Reproduce the data from its first line through the line containing "- connection-type-value: PPPoE拨号: [460, 237, 533, 257]", inclusive, replacing "id-card-icon" with "identity-card-icon" and changing nothing else. Return only those lines.

═══ Data listing ═══

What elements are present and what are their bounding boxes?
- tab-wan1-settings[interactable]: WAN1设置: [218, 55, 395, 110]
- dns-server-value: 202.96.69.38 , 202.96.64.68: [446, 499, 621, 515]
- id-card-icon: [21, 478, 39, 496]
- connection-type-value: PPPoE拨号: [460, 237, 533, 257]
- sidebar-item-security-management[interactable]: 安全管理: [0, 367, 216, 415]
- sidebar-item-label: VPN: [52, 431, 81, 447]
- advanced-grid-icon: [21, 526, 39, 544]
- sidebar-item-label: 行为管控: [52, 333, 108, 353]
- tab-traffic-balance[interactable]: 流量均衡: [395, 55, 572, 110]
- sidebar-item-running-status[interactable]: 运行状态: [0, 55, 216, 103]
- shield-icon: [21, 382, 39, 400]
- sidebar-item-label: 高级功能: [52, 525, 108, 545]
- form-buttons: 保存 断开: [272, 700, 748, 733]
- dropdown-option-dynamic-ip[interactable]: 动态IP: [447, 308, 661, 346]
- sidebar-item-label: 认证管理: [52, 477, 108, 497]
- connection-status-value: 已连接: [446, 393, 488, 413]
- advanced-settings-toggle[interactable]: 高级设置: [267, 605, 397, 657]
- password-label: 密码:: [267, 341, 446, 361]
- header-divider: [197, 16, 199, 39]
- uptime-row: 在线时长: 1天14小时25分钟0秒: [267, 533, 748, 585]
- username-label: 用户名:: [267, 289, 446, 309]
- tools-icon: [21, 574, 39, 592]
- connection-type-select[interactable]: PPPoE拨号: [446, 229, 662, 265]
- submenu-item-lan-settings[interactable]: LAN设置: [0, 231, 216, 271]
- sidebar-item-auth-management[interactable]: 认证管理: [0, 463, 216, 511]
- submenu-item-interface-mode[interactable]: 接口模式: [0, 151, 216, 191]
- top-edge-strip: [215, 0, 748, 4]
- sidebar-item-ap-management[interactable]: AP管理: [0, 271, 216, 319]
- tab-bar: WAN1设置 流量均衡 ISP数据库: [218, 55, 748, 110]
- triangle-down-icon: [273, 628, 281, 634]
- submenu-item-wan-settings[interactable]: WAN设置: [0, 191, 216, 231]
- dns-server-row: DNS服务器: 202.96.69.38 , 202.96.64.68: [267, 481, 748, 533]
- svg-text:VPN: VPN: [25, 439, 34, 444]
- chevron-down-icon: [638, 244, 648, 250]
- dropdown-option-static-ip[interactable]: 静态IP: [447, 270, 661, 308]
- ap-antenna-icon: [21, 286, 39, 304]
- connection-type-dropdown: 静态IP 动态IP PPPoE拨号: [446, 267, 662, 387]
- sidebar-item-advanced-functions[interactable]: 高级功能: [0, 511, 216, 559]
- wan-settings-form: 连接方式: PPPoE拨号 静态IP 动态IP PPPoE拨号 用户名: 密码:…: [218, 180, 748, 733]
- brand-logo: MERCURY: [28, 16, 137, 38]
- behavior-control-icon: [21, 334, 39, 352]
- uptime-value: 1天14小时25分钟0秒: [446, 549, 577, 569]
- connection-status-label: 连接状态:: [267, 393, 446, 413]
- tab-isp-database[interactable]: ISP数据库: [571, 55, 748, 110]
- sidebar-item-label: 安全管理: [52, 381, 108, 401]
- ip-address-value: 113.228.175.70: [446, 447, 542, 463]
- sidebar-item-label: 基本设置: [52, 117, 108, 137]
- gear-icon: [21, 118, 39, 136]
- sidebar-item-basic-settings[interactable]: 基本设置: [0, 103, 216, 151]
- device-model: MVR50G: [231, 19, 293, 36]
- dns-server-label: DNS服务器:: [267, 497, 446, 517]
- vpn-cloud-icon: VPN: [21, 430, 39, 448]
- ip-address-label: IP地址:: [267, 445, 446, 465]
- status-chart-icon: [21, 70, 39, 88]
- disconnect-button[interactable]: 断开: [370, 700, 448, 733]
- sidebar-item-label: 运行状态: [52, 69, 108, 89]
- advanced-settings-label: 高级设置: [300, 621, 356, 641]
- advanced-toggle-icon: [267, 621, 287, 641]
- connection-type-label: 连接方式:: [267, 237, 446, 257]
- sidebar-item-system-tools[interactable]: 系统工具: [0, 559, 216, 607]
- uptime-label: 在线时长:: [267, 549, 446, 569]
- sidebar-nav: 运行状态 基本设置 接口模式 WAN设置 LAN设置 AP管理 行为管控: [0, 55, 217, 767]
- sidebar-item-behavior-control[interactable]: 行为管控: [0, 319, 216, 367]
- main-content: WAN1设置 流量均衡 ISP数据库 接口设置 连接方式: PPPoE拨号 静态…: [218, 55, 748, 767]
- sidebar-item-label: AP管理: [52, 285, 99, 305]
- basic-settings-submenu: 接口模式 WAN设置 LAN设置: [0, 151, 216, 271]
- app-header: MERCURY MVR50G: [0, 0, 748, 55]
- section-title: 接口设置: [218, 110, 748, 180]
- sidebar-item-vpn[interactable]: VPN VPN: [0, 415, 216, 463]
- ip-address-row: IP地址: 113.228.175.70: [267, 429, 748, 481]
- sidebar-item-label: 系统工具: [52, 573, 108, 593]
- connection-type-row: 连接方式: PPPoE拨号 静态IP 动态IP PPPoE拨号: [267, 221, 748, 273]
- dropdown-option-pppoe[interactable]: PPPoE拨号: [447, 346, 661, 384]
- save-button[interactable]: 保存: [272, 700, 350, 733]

═══

-- Result of this task --
What elements are present and what are their bounding boxes?
- tab-wan1-settings[interactable]: WAN1设置: [218, 55, 395, 110]
- dns-server-value: 202.96.69.38 , 202.96.64.68: [446, 499, 621, 515]
- identity-card-icon: [21, 478, 39, 496]
- connection-type-value: PPPoE拨号: [460, 237, 533, 257]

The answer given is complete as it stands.